(Figure record extracts)
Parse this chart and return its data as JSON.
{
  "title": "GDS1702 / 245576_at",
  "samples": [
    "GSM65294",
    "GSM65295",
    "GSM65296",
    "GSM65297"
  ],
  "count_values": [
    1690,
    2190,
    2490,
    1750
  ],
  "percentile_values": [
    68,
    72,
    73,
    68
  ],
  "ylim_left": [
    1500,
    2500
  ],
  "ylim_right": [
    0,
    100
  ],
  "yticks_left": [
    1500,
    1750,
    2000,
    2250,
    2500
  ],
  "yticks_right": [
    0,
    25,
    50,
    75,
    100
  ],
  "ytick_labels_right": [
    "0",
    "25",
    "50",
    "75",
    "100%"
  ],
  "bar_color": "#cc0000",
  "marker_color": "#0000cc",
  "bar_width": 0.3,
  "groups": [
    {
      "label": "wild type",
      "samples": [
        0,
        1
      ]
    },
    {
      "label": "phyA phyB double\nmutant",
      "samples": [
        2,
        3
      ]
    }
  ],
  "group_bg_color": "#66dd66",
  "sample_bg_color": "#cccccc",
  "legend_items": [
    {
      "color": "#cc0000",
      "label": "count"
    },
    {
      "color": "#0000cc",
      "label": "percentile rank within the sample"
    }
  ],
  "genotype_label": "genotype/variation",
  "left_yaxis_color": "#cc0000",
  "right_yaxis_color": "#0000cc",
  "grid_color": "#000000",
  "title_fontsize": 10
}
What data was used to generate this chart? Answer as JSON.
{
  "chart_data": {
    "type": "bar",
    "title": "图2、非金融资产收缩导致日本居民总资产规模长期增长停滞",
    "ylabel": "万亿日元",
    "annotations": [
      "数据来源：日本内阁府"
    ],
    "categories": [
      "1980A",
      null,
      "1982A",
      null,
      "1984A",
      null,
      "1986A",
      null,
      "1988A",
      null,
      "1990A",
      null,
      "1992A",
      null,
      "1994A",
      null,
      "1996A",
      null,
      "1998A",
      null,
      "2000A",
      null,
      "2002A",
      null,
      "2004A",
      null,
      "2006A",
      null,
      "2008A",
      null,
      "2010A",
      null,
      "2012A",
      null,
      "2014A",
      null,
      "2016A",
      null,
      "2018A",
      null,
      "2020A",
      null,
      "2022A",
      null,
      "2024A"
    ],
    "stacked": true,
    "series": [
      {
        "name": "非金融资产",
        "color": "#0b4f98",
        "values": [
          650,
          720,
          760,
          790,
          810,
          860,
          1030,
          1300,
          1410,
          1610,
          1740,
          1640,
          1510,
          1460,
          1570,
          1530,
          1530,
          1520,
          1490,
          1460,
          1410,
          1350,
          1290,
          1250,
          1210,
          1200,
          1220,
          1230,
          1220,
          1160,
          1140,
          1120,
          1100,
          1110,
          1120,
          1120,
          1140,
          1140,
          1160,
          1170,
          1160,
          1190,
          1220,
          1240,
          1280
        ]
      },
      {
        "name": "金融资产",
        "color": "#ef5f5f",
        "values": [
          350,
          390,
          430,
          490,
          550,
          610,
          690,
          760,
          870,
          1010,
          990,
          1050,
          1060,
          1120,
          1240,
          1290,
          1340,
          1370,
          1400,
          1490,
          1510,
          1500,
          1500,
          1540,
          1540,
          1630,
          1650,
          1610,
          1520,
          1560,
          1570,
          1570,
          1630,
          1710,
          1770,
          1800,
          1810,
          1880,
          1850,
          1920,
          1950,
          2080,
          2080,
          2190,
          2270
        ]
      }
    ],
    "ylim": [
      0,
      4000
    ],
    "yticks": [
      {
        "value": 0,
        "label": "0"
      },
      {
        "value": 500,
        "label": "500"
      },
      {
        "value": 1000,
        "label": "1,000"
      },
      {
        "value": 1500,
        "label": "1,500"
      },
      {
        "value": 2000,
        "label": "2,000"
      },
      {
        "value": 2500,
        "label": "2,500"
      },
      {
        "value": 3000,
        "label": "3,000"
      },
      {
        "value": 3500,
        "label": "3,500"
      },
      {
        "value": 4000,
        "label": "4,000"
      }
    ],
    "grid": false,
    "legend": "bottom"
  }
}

> **Stated goal**: From the entries above, extract every line where the word "JSON" appears.

> **Answer for the task**:
Parse this chart and return its data as JSON.
What data was used to generate this chart? Answer as JSON.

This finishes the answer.